→ **Exercise brief**
Select and reproduce each line of the listing below that bears the string "Festival".

------------------------------------------------

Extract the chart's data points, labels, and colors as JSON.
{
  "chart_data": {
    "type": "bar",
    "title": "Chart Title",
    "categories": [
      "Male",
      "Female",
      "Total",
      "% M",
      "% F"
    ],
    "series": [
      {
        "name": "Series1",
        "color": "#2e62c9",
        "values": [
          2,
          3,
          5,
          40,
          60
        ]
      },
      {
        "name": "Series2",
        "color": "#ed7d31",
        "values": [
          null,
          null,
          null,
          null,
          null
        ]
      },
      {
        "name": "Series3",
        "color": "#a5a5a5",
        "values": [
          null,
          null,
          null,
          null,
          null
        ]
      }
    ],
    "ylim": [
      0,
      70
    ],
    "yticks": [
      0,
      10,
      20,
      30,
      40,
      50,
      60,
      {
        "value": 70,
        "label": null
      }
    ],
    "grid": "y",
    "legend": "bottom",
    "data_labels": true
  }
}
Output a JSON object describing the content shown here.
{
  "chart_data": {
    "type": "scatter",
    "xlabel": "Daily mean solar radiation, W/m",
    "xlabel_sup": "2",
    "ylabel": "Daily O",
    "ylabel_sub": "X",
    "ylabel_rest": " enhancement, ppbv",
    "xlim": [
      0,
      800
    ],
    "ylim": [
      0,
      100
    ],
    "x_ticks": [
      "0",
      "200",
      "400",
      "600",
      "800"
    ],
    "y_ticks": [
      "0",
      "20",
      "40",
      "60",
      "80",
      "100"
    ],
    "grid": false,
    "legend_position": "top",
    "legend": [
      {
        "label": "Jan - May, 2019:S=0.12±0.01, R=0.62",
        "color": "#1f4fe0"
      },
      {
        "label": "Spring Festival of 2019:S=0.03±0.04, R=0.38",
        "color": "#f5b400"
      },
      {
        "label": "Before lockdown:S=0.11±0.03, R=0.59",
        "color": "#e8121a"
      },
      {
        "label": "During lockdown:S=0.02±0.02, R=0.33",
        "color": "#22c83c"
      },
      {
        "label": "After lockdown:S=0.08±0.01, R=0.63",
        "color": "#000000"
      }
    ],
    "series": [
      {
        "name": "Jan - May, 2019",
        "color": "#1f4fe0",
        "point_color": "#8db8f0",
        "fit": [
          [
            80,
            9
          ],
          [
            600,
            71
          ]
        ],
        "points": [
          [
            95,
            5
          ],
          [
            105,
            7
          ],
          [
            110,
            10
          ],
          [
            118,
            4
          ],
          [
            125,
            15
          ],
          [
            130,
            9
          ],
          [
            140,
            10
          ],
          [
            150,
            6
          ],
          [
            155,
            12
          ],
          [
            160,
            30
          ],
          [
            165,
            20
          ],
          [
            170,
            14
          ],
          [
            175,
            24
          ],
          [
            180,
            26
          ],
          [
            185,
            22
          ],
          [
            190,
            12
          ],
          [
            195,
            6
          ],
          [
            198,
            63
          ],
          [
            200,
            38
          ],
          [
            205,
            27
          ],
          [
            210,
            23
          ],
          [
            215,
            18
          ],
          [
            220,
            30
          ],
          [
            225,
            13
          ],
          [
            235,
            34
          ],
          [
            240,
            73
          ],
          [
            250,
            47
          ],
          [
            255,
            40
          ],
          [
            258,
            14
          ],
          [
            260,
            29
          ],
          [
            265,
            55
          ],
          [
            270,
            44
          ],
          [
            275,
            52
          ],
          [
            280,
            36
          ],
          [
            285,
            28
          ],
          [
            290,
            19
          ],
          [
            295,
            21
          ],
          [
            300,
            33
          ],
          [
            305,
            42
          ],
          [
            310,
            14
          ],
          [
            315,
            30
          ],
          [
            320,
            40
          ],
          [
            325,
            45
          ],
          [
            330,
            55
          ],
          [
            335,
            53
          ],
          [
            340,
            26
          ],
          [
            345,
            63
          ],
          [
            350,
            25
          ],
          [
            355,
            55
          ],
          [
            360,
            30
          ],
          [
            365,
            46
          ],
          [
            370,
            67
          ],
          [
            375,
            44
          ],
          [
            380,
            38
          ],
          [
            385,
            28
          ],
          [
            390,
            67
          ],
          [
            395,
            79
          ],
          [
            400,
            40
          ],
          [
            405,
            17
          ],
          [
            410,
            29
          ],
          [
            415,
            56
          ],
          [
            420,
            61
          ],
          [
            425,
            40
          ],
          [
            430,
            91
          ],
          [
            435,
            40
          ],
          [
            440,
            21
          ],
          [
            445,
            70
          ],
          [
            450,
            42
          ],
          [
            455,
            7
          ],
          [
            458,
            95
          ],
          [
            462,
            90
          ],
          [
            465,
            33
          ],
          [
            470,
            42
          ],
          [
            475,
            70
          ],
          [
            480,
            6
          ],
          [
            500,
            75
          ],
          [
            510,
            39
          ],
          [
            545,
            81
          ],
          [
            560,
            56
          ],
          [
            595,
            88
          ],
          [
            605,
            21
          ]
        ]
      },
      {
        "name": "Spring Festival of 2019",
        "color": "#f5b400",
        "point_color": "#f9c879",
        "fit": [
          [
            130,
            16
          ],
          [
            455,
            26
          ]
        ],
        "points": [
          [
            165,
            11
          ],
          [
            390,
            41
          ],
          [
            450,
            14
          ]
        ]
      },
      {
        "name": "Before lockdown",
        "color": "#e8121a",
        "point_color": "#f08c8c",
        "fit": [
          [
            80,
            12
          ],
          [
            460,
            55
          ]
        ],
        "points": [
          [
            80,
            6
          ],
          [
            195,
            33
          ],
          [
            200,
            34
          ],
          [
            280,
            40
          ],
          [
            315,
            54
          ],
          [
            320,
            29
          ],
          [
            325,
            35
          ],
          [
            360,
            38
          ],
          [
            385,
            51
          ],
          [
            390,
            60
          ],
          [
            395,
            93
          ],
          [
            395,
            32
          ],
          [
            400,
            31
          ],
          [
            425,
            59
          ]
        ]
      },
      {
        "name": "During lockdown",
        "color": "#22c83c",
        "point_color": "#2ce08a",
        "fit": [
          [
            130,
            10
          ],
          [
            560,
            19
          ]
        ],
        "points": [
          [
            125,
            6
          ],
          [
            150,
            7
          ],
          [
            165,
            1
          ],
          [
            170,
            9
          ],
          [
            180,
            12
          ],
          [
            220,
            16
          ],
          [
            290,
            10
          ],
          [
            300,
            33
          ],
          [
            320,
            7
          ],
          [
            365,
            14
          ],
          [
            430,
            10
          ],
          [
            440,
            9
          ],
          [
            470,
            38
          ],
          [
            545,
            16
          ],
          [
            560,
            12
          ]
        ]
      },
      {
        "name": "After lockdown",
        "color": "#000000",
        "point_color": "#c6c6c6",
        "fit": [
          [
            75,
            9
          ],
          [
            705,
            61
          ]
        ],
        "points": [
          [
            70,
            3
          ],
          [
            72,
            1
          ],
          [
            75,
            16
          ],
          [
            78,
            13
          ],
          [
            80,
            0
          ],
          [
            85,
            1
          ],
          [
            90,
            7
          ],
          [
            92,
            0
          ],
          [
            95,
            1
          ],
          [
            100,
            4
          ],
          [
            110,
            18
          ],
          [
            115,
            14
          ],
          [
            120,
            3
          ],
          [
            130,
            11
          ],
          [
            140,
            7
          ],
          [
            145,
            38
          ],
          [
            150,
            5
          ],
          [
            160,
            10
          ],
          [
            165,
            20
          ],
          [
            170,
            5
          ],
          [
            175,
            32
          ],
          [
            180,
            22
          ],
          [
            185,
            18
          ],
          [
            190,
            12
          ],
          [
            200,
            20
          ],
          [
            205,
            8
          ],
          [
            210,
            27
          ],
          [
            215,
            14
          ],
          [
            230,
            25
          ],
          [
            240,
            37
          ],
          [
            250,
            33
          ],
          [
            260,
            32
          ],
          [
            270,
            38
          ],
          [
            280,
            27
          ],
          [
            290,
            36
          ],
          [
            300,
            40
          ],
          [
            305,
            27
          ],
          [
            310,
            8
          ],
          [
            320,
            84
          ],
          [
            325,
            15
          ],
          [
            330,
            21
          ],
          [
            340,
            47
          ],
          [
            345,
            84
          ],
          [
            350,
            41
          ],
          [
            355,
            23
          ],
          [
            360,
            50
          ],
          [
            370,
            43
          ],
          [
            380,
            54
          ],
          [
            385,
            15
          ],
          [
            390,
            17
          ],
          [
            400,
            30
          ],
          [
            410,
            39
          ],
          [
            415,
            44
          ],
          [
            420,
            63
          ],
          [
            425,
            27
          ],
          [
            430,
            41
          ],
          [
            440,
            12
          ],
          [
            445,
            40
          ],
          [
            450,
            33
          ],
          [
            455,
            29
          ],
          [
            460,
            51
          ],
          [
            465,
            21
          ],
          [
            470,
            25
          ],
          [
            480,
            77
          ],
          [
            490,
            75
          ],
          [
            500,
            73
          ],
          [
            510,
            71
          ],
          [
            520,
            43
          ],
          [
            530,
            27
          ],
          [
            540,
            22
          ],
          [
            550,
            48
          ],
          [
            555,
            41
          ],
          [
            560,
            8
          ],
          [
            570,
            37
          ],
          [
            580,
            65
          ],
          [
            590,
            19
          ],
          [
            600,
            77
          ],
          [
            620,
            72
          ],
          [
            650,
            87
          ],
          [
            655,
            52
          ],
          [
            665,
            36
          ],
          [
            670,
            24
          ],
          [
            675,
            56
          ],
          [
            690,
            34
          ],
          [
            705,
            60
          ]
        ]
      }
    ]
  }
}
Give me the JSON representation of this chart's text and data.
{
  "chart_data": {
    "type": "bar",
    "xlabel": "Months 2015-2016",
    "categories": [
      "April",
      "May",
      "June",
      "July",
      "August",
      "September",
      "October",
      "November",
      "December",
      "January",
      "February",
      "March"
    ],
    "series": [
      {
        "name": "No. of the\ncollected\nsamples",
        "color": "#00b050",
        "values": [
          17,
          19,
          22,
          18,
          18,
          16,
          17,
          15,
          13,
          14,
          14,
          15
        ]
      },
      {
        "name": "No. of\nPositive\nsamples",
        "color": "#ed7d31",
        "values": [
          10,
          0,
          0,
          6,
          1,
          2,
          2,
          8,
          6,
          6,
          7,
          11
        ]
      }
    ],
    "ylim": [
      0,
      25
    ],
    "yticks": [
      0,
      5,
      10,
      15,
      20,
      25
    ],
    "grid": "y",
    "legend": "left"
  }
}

------------------------------------------------

→ **Complete output**
        "label": "Spring Festival of 2019:S=0.03±0.04, R=0.38",
        "name": "Spring Festival of 2019",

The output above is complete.